• Aim of the exercise: Everything in the listing should be restated word for word.
===
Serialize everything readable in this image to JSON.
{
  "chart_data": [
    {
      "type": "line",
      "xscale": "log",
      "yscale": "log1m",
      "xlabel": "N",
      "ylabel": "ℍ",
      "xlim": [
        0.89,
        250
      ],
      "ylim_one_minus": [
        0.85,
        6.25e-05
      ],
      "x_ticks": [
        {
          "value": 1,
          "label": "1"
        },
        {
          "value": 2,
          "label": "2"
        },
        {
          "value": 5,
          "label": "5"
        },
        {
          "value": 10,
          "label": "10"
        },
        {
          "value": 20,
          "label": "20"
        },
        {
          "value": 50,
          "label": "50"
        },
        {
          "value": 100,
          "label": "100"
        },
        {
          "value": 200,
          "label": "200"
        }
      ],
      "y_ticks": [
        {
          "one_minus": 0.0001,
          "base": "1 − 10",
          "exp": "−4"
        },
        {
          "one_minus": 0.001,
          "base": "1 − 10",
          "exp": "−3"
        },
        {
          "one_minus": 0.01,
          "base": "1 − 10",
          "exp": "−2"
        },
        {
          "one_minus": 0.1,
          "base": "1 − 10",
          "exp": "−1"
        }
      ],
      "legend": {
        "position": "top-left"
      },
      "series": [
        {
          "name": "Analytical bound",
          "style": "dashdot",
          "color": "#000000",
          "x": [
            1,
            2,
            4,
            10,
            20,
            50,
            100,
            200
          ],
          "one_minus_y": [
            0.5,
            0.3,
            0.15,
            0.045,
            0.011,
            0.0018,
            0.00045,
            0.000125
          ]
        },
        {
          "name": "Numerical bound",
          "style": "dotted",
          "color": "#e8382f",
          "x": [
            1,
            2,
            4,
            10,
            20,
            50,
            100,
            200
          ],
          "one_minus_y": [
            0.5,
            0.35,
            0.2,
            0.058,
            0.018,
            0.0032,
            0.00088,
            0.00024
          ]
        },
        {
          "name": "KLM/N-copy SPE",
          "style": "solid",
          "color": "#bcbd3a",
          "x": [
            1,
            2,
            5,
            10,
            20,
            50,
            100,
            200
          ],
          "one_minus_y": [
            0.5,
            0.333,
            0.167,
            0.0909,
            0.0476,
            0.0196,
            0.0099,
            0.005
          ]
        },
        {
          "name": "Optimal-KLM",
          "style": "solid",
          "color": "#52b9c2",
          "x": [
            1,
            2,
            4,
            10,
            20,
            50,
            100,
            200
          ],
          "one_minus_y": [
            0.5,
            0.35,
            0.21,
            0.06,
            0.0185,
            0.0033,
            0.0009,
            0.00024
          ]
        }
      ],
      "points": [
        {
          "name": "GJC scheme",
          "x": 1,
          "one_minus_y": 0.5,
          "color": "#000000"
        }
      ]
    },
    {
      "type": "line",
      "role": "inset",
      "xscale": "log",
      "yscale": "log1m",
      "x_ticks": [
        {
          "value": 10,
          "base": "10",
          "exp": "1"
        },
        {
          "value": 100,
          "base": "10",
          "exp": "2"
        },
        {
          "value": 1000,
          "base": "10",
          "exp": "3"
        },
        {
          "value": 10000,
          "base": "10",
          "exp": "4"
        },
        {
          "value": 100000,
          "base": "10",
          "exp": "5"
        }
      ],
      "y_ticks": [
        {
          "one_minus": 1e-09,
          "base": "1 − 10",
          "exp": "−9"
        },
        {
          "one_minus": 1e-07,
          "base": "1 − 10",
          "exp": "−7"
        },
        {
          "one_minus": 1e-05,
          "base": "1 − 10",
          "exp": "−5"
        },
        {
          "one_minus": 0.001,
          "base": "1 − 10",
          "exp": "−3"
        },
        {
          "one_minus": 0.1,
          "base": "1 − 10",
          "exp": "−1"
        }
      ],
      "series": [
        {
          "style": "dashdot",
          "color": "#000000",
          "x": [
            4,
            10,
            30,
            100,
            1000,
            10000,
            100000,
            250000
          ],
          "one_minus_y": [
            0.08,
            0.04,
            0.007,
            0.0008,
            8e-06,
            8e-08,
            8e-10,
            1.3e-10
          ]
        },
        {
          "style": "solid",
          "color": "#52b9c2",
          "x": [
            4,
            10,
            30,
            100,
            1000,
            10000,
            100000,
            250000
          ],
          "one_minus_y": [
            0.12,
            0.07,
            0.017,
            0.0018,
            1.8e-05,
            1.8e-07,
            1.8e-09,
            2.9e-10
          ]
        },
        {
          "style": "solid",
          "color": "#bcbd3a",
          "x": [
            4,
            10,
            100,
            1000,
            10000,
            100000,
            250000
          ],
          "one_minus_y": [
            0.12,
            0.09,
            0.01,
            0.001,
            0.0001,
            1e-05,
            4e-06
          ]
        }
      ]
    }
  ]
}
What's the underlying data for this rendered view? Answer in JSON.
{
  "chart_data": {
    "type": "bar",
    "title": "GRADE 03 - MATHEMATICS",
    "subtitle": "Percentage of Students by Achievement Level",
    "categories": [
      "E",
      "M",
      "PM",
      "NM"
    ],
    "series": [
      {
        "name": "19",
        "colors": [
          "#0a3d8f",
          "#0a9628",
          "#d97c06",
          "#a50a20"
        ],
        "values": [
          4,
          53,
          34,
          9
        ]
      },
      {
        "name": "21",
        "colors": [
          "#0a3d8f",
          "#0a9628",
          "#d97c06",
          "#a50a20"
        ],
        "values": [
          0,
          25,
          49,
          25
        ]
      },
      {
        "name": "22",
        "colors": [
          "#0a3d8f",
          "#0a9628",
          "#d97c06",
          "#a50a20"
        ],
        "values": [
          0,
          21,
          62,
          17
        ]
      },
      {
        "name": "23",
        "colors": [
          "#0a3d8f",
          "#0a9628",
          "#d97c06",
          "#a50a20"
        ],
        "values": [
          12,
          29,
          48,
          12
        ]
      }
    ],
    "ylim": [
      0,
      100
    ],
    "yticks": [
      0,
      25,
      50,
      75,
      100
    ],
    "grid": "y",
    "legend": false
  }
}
===
• The output:
Serialize everything readable in this image to JSON.
{
  "chart_data": [
    {
      "type": "line",
      "xscale": "log",
      "yscale": "log1m",
      "xlabel": "N",
      "ylabel": "ℍ",
      "xlim": [
        0.89,
        250
      ],
      "ylim_one_minus": [
        0.85,
        6.25e-05
      ],
      "x_ticks": [
        {
          "value": 1,
          "label": "1"
        },
        {
          "value": 2,
          "label": "2"
        },
        {
          "value": 5,
          "label": "5"
        },
        {
          "value": 10,
          "label": "10"
        },
        {
          "value": 20,
          "label": "20"
        },
        {
          "value": 50,
          "label": "50"
        },
        {
          "value": 100,
          "label": "100"
        },
        {
          "value": 200,
          "label": "200"
        }
      ],
      "y_ticks": [
        {
          "one_minus": 0.0001,
          "base": "1 − 10",
          "exp": "−4"
        },
        {
          "one_minus": 0.001,
          "base": "1 − 10",
          "exp": "−3"
        },
        {
          "one_minus": 0.01,
          "base": "1 − 10",
          "exp": "−2"
        },
        {
          "one_minus": 0.1,
          "base": "1 − 10",
          "exp": "−1"
        }
      ],
      "legend": {
        "position": "top-left"
      },
      "series": [
        {
          "name": "Analytical bound",
          "style": "dashdot",
          "color": "#000000",
          "x": [
            1,
            2,
            4,
            10,
            20,
            50,
            100,
            200
          ],
          "one_minus_y": [
            0.5,
            0.3,
            0.15,
            0.045,
            0.011,
            0.0018,
            0.00045,
            0.000125
          ]
        },
        {
          "name": "Numerical bound",
          "style": "dotted",
          "color": "#e8382f",
          "x": [
            1,
            2,
            4,
            10,
            20,
            50,
            100,
            200
          ],
          "one_minus_y": [
            0.5,
            0.35,
            0.2,
            0.058,
            0.018,
            0.0032,
            0.00088,
            0.00024
          ]
        },
        {
          "name": "KLM/N-copy SPE",
          "style": "solid",
          "color": "#bcbd3a",
          "x": [
            1,
            2,
            5,
            10,
            20,
            50,
            100,
            200
          ],
          "one_minus_y": [
            0.5,
            0.333,
            0.167,
            0.0909,
            0.0476,
            0.0196,
            0.0099,
            0.005
          ]
        },
        {
          "name": "Optimal-KLM",
          "style": "solid",
          "color": "#52b9c2",
          "x": [
            1,
            2,
            4,
            10,
            20,
            50,
            100,
            200
          ],
          "one_minus_y": [
            0.5,
            0.35,
            0.21,
            0.06,
            0.0185,
            0.0033,
            0.0009,
            0.00024
          ]
        }
      ],
      "points": [
        {
          "name": "GJC scheme",
          "x": 1,
          "one_minus_y": 0.5,
          "color": "#000000"
        }
      ]
    },
    {
      "type": "line",
      "role": "inset",
      "xscale": "log",
      "yscale": "log1m",
      "x_ticks": [
        {
          "value": 10,
          "base": "10",
          "exp": "1"
        },
        {
          "value": 100,
          "base": "10",
          "exp": "2"
        },
        {
          "value": 1000,
          "base": "10",
          "exp": "3"
        },
        {
          "value": 10000,
          "base": "10",
          "exp": "4"
        },
        {
          "value": 100000,
          "base": "10",
          "exp": "5"
        }
      ],
      "y_ticks": [
        {
          "one_minus": 1e-09,
          "base": "1 − 10",
          "exp": "−9"
        },
        {
          "one_minus": 1e-07,
          "base": "1 − 10",
          "exp": "−7"
        },
        {
          "one_minus": 1e-05,
          "base": "1 − 10",
          "exp": "−5"
        },
        {
          "one_minus": 0.001,
          "base": "1 − 10",
          "exp": "−3"
        },
        {
          "one_minus": 0.1,
          "base": "1 − 10",
          "exp": "−1"
        }
      ],
      "series": [
        {
          "style": "dashdot",
          "color": "#000000",
          "x": [
            4,
            10,
            30,
            100,
            1000,
            10000,
            100000,
            250000
          ],
          "one_minus_y": [
            0.08,
            0.04,
            0.007,
            0.0008,
            8e-06,
            8e-08,
            8e-10,
            1.3e-10
          ]
        },
        {
          "style": "solid",
          "color": "#52b9c2",
          "x": [
            4,
            10,
            30,
            100,
            1000,
            10000,
            100000,
            250000
          ],
          "one_minus_y": [
            0.12,
            0.07,
            0.017,
            0.0018,
            1.8e-05,
            1.8e-07,
            1.8e-09,
            2.9e-10
          ]
        },
        {
          "style": "solid",
          "color": "#bcbd3a",
          "x": [
            4,
            10,
            100,
            1000,
            10000,
            100000,
            250000
          ],
          "one_minus_y": [
            0.12,
            0.09,
            0.01,
            0.001,
            0.0001,
            1e-05,
            4e-06
          ]
        }
      ]
    }
  ]
}
What's the underlying data for this rendered view? Answer in JSON.
{
  "chart_data": {
    "type": "bar",
    "title": "GRADE 03 - MATHEMATICS",
    "subtitle": "Percentage of Students by Achievement Level",
    "categories": [
      "E",
      "M",
      "PM",
      "NM"
    ],
    "series": [
      {
        "name": "19",
        "colors": [
          "#0a3d8f",
          "#0a9628",
          "#d97c06",
          "#a50a20"
        ],
        "values": [
          4,
          53,
          34,
          9
        ]
      },
      {
        "name": "21",
        "colors": [
          "#0a3d8f",
          "#0a9628",
          "#d97c06",
          "#a50a20"
        ],
        "values": [
          0,
          25,
          49,
          25
        ]
      },
      {
        "name": "22",
        "colors": [
          "#0a3d8f",
          "#0a9628",
          "#d97c06",
          "#a50a20"
        ],
        "values": [
          0,
          21,
          62,
          17
        ]
      },
      {
        "name": "23",
        "colors": [
          "#0a3d8f",
          "#0a9628",
          "#d97c06",
          "#a50a20"
        ],
        "values": [
          12,
          29,
          48,
          12
        ]
      }
    ],
    "ylim": [
      0,
      100
    ],
    "yticks": [
      0,
      25,
      50,
      75,
      100
    ],
    "grid": "y",
    "legend": false
  }
}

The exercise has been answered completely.